→ **What you need to do**: Copy all lines in which the word "into" can be found.
## start Record set
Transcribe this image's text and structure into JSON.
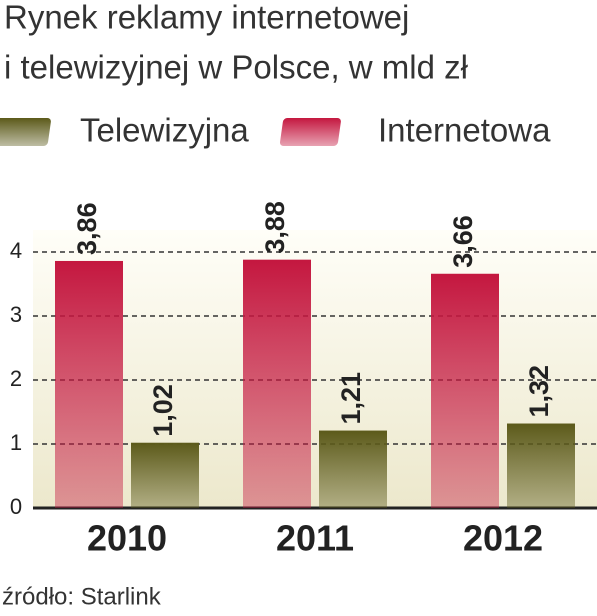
{
  "chart_data": {
    "type": "bar",
    "title": "Rynek reklamy internetowej",
    "subtitle": "i telewizyjnej w Polsce, w mld zł",
    "categories": [
      "2010",
      "2011",
      "2012"
    ],
    "series": [
      {
        "name": "Telewizyjna",
        "color": "#5c5a1a",
        "values": [
          1.02,
          1.21,
          1.32
        ],
        "value_labels": [
          "1,02",
          "1,21",
          "1,32"
        ]
      },
      {
        "name": "Internetowa",
        "color": "#c4173f",
        "values": [
          3.86,
          3.88,
          3.66
        ],
        "value_labels": [
          "3,86",
          "3,88",
          "3,66"
        ]
      }
    ],
    "ylim": [
      0,
      4
    ],
    "yticks": [
      0,
      1,
      2,
      3,
      4
    ],
    "grid": true,
    "source": "źródło: Starlink"
  }
}
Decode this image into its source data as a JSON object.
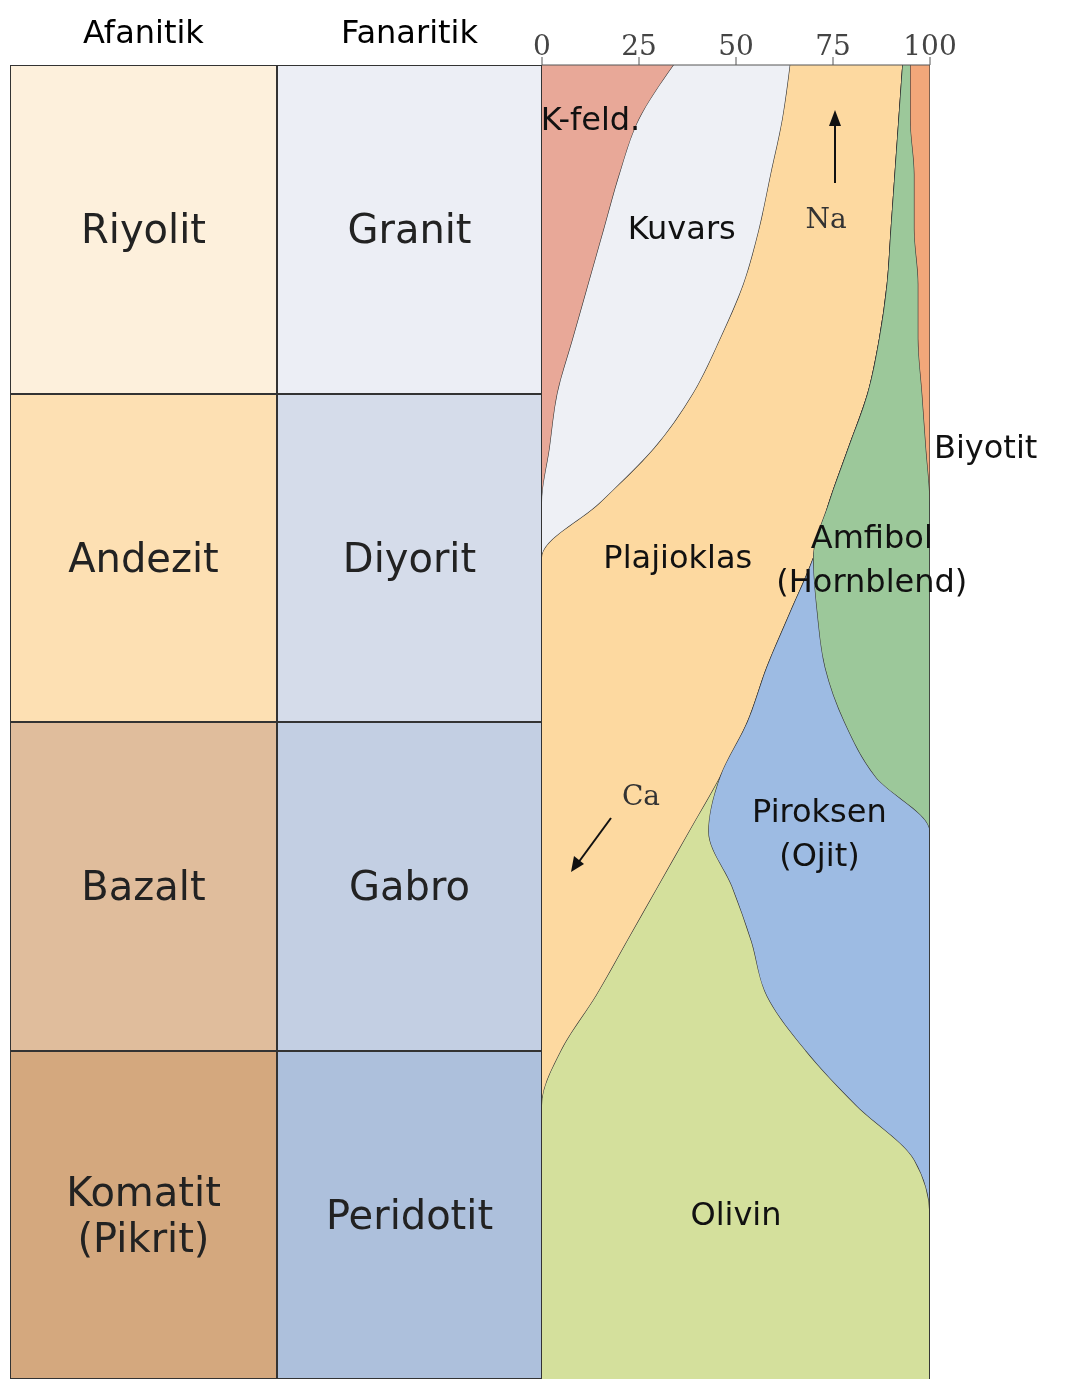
{
  "chart_data": [
    {
      "type": "other",
      "categories": [
        "Afanitik",
        "Fanaritik"
      ],
      "cell_labels": [
        [
          "Riyolit",
          "Granit"
        ],
        [
          "Andezit",
          "Diyorit"
        ],
        [
          "Bazalt",
          "Gabro"
        ],
        [
          "Komatit\n(Pikrit)",
          "Peridotit"
        ]
      ],
      "colors": [
        [
          "#fdf0dc",
          "#eceef5"
        ],
        [
          "#fde0b3",
          "#d5dcea"
        ],
        [
          "#e0bd9c",
          "#c3cfe3"
        ],
        [
          "#d4a87e",
          "#adc0dc"
        ]
      ]
    },
    {
      "type": "area",
      "stacked": true,
      "orientation": "horizontal",
      "xlim": [
        0,
        100
      ],
      "xticks": [
        0,
        25,
        50,
        75,
        100
      ],
      "tick_labels": "x",
      "categories": [
        null,
        null,
        null,
        null,
        null,
        null,
        null,
        null,
        null,
        null,
        null,
        null,
        null,
        null,
        null,
        null,
        null,
        null,
        null,
        null,
        null,
        null,
        null,
        null,
        null
      ],
      "annotations": [
        "Na",
        "Ca"
      ],
      "series": [
        {
          "name": "K-feld.",
          "color": "#e8a898",
          "values": [
            34,
            25,
            20,
            16,
            12,
            8,
            4,
            2,
            0,
            0,
            0,
            0,
            0,
            0,
            0,
            0,
            0,
            0,
            0,
            0,
            0,
            0,
            0,
            0,
            0
          ]
        },
        {
          "name": "Kuvars",
          "color": "#eef0f5",
          "values": [
            30,
            37,
            39,
            40,
            40,
            38,
            35,
            27,
            15,
            0,
            0,
            0,
            0,
            0,
            0,
            0,
            0,
            0,
            0,
            0,
            0,
            0,
            0,
            0,
            0
          ]
        },
        {
          "name": "Plajioklas",
          "color": "#fdd9a0",
          "values": [
            29,
            30,
            32,
            34,
            37,
            41,
            45,
            50,
            59,
            70,
            64,
            58,
            53,
            46,
            38,
            30,
            22,
            14,
            5,
            0,
            0,
            0,
            0,
            0,
            0
          ]
        },
        {
          "name": "Olivin",
          "color": "#d4e09c",
          "values": [
            0,
            0,
            0,
            0,
            0,
            0,
            0,
            0,
            0,
            0,
            0,
            0,
            0,
            0,
            5,
            19,
            32,
            44,
            63,
            81,
            96,
            100,
            100,
            100,
            100
          ]
        },
        {
          "name": "Piroksen\n(Ojit)",
          "color": "#9dbbe3",
          "values": [
            0,
            0,
            0,
            0,
            0,
            0,
            0,
            0,
            0,
            0,
            7,
            15,
            25,
            40,
            57,
            51,
            46,
            42,
            32,
            19,
            4,
            0,
            0,
            0,
            0
          ]
        },
        {
          "name": "Amfibol\n(Hornblend)",
          "color": "#9cc89a",
          "values": [
            2,
            3,
            5,
            6,
            8,
            10,
            14,
            20,
            26,
            30,
            29,
            27,
            22,
            14,
            0,
            0,
            0,
            0,
            0,
            0,
            0,
            0,
            0,
            0,
            0
          ]
        },
        {
          "name": "Biyotit",
          "color": "#f2a77a",
          "values": [
            5,
            5,
            4,
            4,
            3,
            3,
            2,
            1,
            0,
            0,
            0,
            0,
            0,
            0,
            0,
            0,
            0,
            0,
            0,
            0,
            0,
            0,
            0,
            0,
            0
          ]
        }
      ]
    }
  ]
}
## end Record set
→ **Exercise solution**:
Transcribe this image's text and structure into JSON.
Decode this image into its source data as a JSON object.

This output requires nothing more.